* Stated goal *
Scan the data beneath this task and copy each line that includes "Ուֆֆիցի".

* Given information *
>> Start

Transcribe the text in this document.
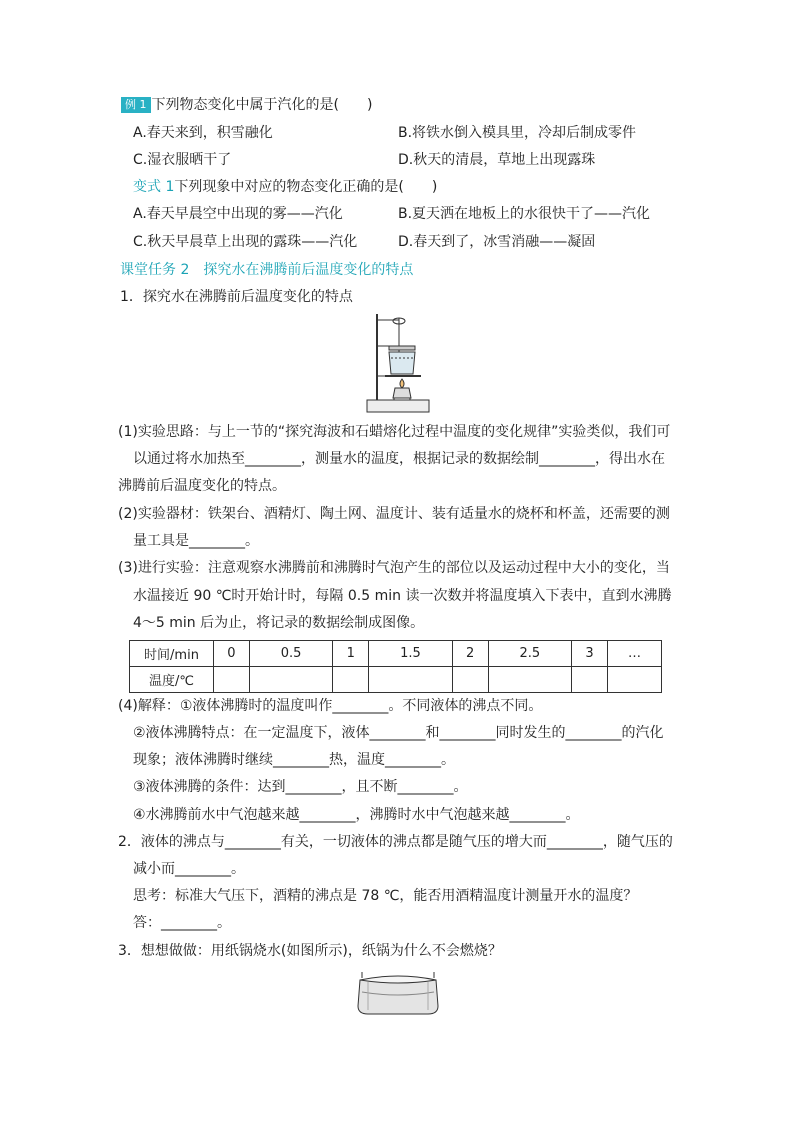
例 1 下列物态变化中属于汽化的是(　　)
A.春天来到，积雪融化	B.将铁水倒入模具里，冷却后制成零件
C.湿衣服晒干了	D.秋天的清晨，草地上出现露珠
变式 1下列现象中对应的物态变化正确的是(　　)
A.春天早晨空中出现的雾——汽化	B.夏天洒在地板上的水很快干了——汽化
C.秋天早晨草上出现的露珠——汽化	D.春天到了，冰雪消融——凝固
课堂任务 2　探究水在沸腾前后温度变化的特点
1．探究水在沸腾前后温度变化的特点
(1)实验思路：与上一节的“探究海波和石蜡熔化过程中温度的变化规律”实验类似，我们可
以通过将水加热至________，测量水的温度，根据记录的数据绘制________，得出水在
沸腾前后温度变化的特点。
(2)实验器材：铁架台、酒精灯、陶土网、温度计、装有适量水的烧杯和杯盖，还需要的测
量工具是________。
(3)进行实验：注意观察水沸腾前和沸腾时气泡产生的部位以及运动过程中大小的变化，当
水温接近 90 ℃时开始计时，每隔 0.5 min 读一次数并将温度填入下表中，直到水沸腾
4～5 min 后为止，将记录的数据绘制成图像。
时间/min	0	0.5	1	1.5	2	2.5	3	…
温度/℃								
(4)解释：①液体沸腾时的温度叫作________。不同液体的沸点不同。
②液体沸腾特点：在一定温度下，液体________和________同时发生的________的汽化
现象；液体沸腾时继续________热，温度________。
③液体沸腾的条件：达到________，且不断________。
④水沸腾前水中气泡越来越________，沸腾时水中气泡越来越________。
2．液体的沸点与________有关，一切液体的沸点都是随气压的增大而________，随气压的
减小而________。
思考：标准大气压下，酒精的沸点是 78 ℃，能否用酒精温度计测量开水的温度？
答：________。
3．想想做做：用纸锅烧水(如图所示)，纸锅为什么不会燃烧？
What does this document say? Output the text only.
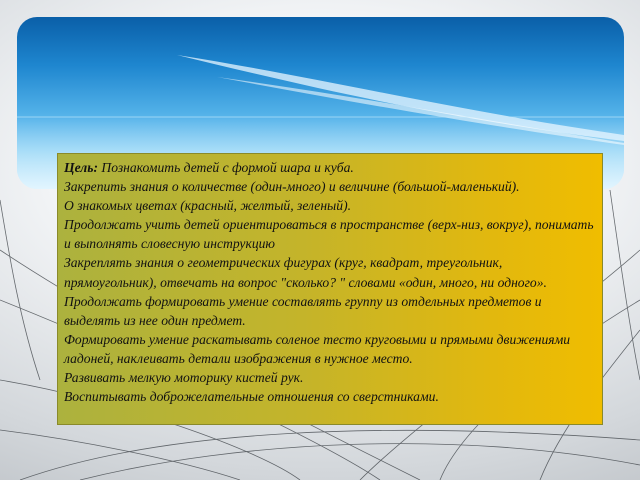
Цель: Познакомить детей с формой шара и куба.

Закрепить знания о количестве (один-много) и величине (большой-маленький).

О знакомых цветах (красный, желтый, зеленый).

Продолжать учить детей ориентироваться в пространстве (верх-низ, вокруг), понимать и выполнять словесную инструкцию

Закреплять знания о геометрических фигурах (круг, квадрат, треугольник, прямоугольник), отвечать на вопрос "сколько? " словами «один, много, ни одного».

Продолжать формировать умение составлять группу из отдельных предметов и выделять из нее один предмет.

Формировать умение раскатывать соленое тесто круговыми и прямыми движениями ладоней, наклеивать детали изображения в нужное место.

Развивать мелкую моторику кистей рук.

Воспитывать доброжелательные отношения со сверстниками.
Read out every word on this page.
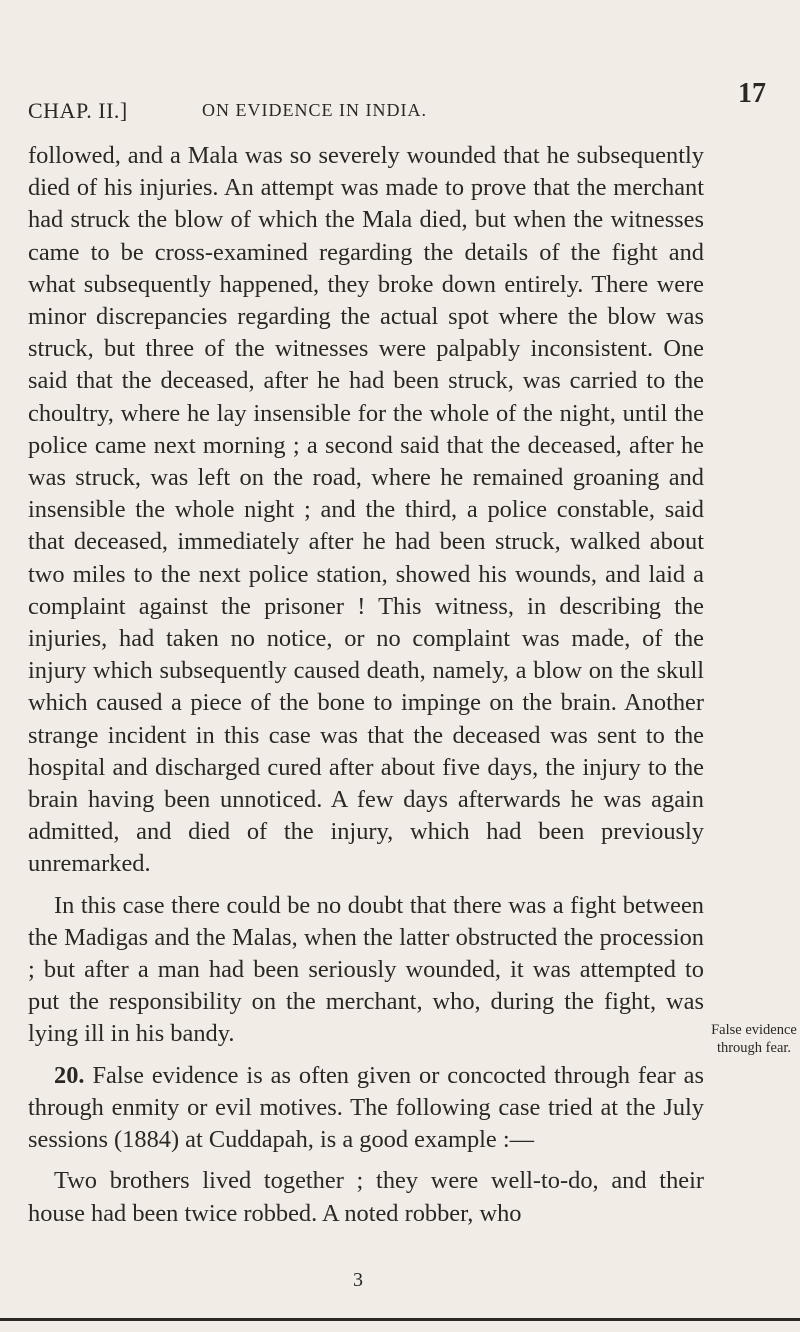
CHAP. II.]	ON EVIDENCE IN INDIA.
17

followed, and a Mala was so severely wounded that he subsequently died of his injuries. An attempt was made to prove that the merchant had struck the blow of which the Mala died, but when the witnesses came to be cross-examined regarding the details of the fight and what subsequently happened, they broke down entirely. There were minor discrepancies regarding the actual spot where the blow was struck, but three of the witnesses were palpably inconsistent. One said that the deceased, after he had been struck, was carried to the choultry, where he lay insensible for the whole of the night, until the police came next morning ; a second said that the deceased, after he was struck, was left on the road, where he remained groaning and insensible the whole night ; and the third, a police constable, said that deceased, immediately after he had been struck, walked about two miles to the next police station, showed his wounds, and laid a complaint against the prisoner ! This witness, in describing the injuries, had taken no notice, or no complaint was made, of the injury which subsequently caused death, namely, a blow on the skull which caused a piece of the bone to impinge on the brain. Another strange incident in this case was that the deceased was sent to the hospital and discharged cured after about five days, the injury to the brain having been unnoticed. A few days afterwards he was again admitted, and died of the injury, which had been previously unremarked.

In this case there could be no doubt that there was a fight between the Madigas and the Malas, when the latter obstructed the procession ; but after a man had been seriously wounded, it was attempted to put the responsibility on the merchant, who, during the fight, was lying ill in his bandy.

20. False evidence is as often given or concocted through fear as through enmity or evil motives. The following case tried at the July sessions (1884) at Cuddapah, is a good example :—

Two brothers lived together ; they were well-to-do, and their house had been twice robbed. A noted robber, who

False evidence through fear.
3
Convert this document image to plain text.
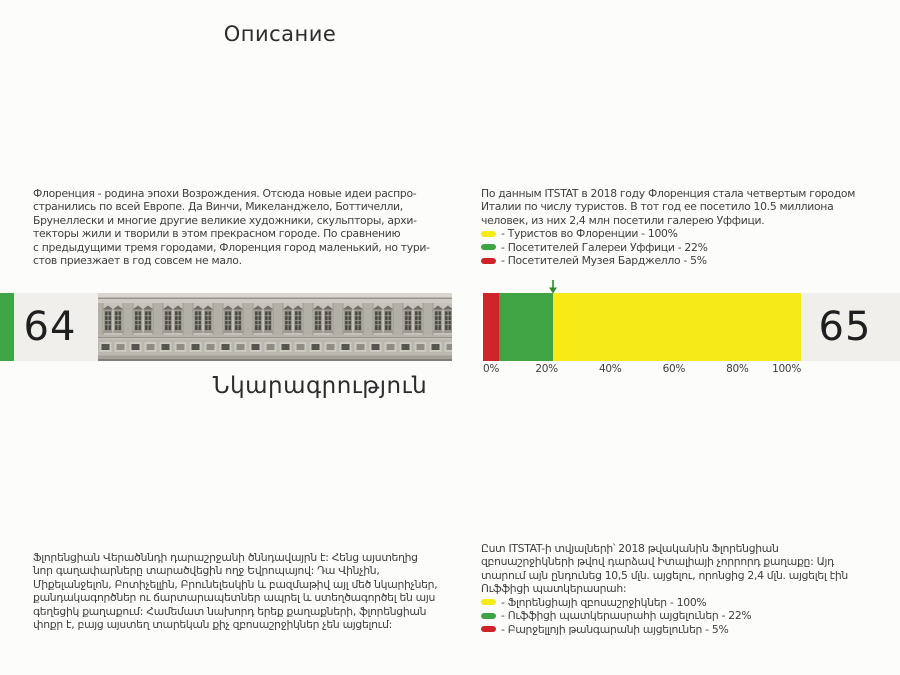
Описание
Флоренция - родина эпохи Возрождения. Отсюда новые идеи распро-
странились по всей Европе. Да Винчи, Микеланджело, Боттичелли,
Брунеллески и многие другие великие художники, скульпторы, архи-
текторы жили и творили в этом прекрасном городе. По сравнению
с предыдущими тремя городами, Флоренция город маленький, но тури-
стов приезжает в год совсем не мало.
64
Նկարագրություն
Ֆլորենցիան Վերածննդի դարաշրջանի ծննդավայրն է: Հենց այստեղից
նոր գաղափարները տարածվեցին ողջ Եվրոպայով: Դա Վինչին,
Միքելանջելոն, Բոտիչելլին, Բրունելեսկին և բազմաթիվ այլ մեծ նկարիչներ,
քանդակագործներ ու ճարտարապետներ ապրել և ստեղծագործել են այս
գեղեցիկ քաղաքում: Համեմատ նախորդ երեք քաղաքների, ֆլորենցիան
փոքր է, բայց այստեղ տարեկան քիչ զբոսաշրջիկներ չեն այցելում:
По данным ITSTAT в 2018 году Флоренция стала четвертым городом
Италии по числу туристов. В тот год ее посетило 10.5 миллиона
человек, из них 2,4 млн посетили галерею Уффици.
- Туристов во Флоренции - 100%
- Посетителей Галереи Уффици - 22%
- Посетителей Музея Барджелло - 5%
Ըստ ITSTAT-ի տվյալների՝ 2018 թվականին Ֆլորենցիան
զբոսաշրջիկների թվով դարձավ Իտալիայի չորրորդ քաղաքը: Այդ
տարում այն ընդունեց 10,5 մլն. այցելու, որոնցից 2,4 մլն. այցելել էին
Ուֆֆիցի պատկերասրահ:
- Ֆլորենցիայի զբոսաշրջիկներ - 100%
- Ուֆֆիցի պատկերասրահի այցելուներ - 22%
- Բարջելլոյի թանգարանի այցելուներ - 5%
0%	20%	40%	60%	80% 100%
65
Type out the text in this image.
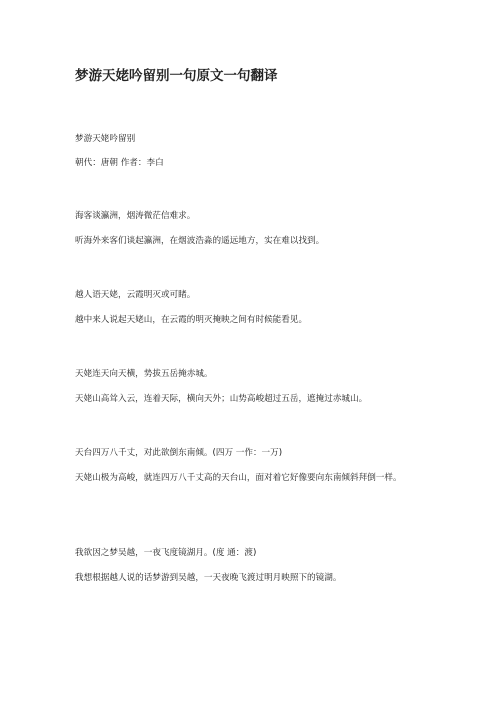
梦游天姥吟留别一句原文一句翻译

梦游天姥吟留别

朝代：唐朝 作者：李白

海客谈瀛洲，烟涛微茫信难求。

听海外来客们谈起瀛洲，在烟波浩淼的遥远地方，实在难以找到。

越人语天姥，云霞明灭或可睹。

越中来人说起天姥山，在云霞的明灭掩映之间有时候能看见。

天姥连天向天横，势拔五岳掩赤城。

天姥山高耸入云，连着天际，横向天外；山势高峻超过五岳，遮掩过赤城山。

天台四万八千丈，对此欲倒东南倾。(四万 一作：一万)

天姥山极为高峻，就连四万八千丈高的天台山，面对着它好像要向东南倾斜拜倒一样。

我欲因之梦吴越，一夜飞度镜湖月。(度 通：渡)

我想根据越人说的话梦游到吴越，一天夜晚飞渡过明月映照下的镜湖。
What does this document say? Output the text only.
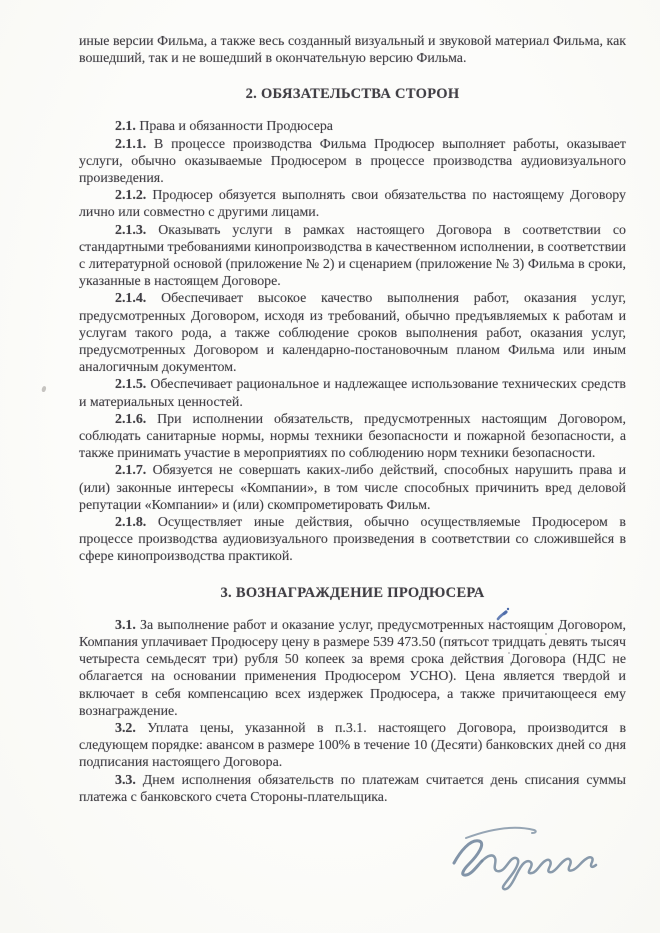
иные версии Фильма, а также весь созданный визуальный и звуковой материал Фильма, как вошедший, так и не вошедший в окончательную версию Фильма.

2. ОБЯЗАТЕЛЬСТВА СТОРОН

2.1. Права и обязанности Продюсера

2.1.1. В процессе производства Фильма Продюсер выполняет работы, оказывает услуги, обычно оказываемые Продюсером в процессе производства аудиовизуального произведения.

2.1.2. Продюсер обязуется выполнять свои обязательства по настоящему Договору лично или совместно с другими лицами.

2.1.3. Оказывать услуги в рамках настоящего Договора в соответствии со стандартными требованиями кинопроизводства в качественном исполнении, в соответствии с литературной основой (приложение № 2) и сценарием (приложение № 3) Фильма в сроки, указанные в настоящем Договоре.

2.1.4. Обеспечивает высокое качество выполнения работ, оказания услуг, предусмотренных Договором, исходя из требований, обычно предъявляемых к работам и услугам такого рода, а также соблюдение сроков выполнения работ, оказания услуг, предусмотренных Договором и календарно-постановочным планом Фильма или иным аналогичным документом.

2.1.5. Обеспечивает рациональное и надлежащее использование технических средств и материальных ценностей.

2.1.6. При исполнении обязательств, предусмотренных настоящим Договором, соблюдать санитарные нормы, нормы техники безопасности и пожарной безопасности, а также принимать участие в мероприятиях по соблюдению норм техники безопасности.

2.1.7. Обязуется не совершать каких-либо действий, способных нарушить права и (или) законные интересы «Компании», в том числе способных причинить вред деловой репутации «Компании» и (или) скомпрометировать Фильм.

2.1.8. Осуществляет иные действия, обычно осуществляемые Продюсером в процессе производства аудиовизуального произведения в соответствии со сложившейся в сфере кинопроизводства практикой.

3. ВОЗНАГРАЖДЕНИЕ ПРОДЮСЕРА

3.1. За выполнение работ и оказание услуг, предусмотренных настоящим Договором, Компания уплачивает Продюсеру цену в размере 539 473.50 (пятьсот тридцать девять тысяч четыреста семьдесят три) рубля 50 копеек за время срока действия Договора (НДС не облагается на основании применения Продюсером УСНО). Цена является твердой и включает в себя компенсацию всех издержек Продюсера, а также причитающееся ему вознаграждение.

3.2. Уплата цены, указанной в п.3.1. настоящего Договора, производится в следующем порядке: авансом в размере 100% в течение 10 (Десяти) банковских дней со дня подписания настоящего Договора.

3.3. Днем исполнения обязательств по платежам считается день списания суммы платежа с банковского счета Стороны-плательщика.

>> End

* The completed task *
Ուֆֆիցի պատկերասրահ:
- Ուֆֆիցի պատկերասրահի այցելուներ - 22%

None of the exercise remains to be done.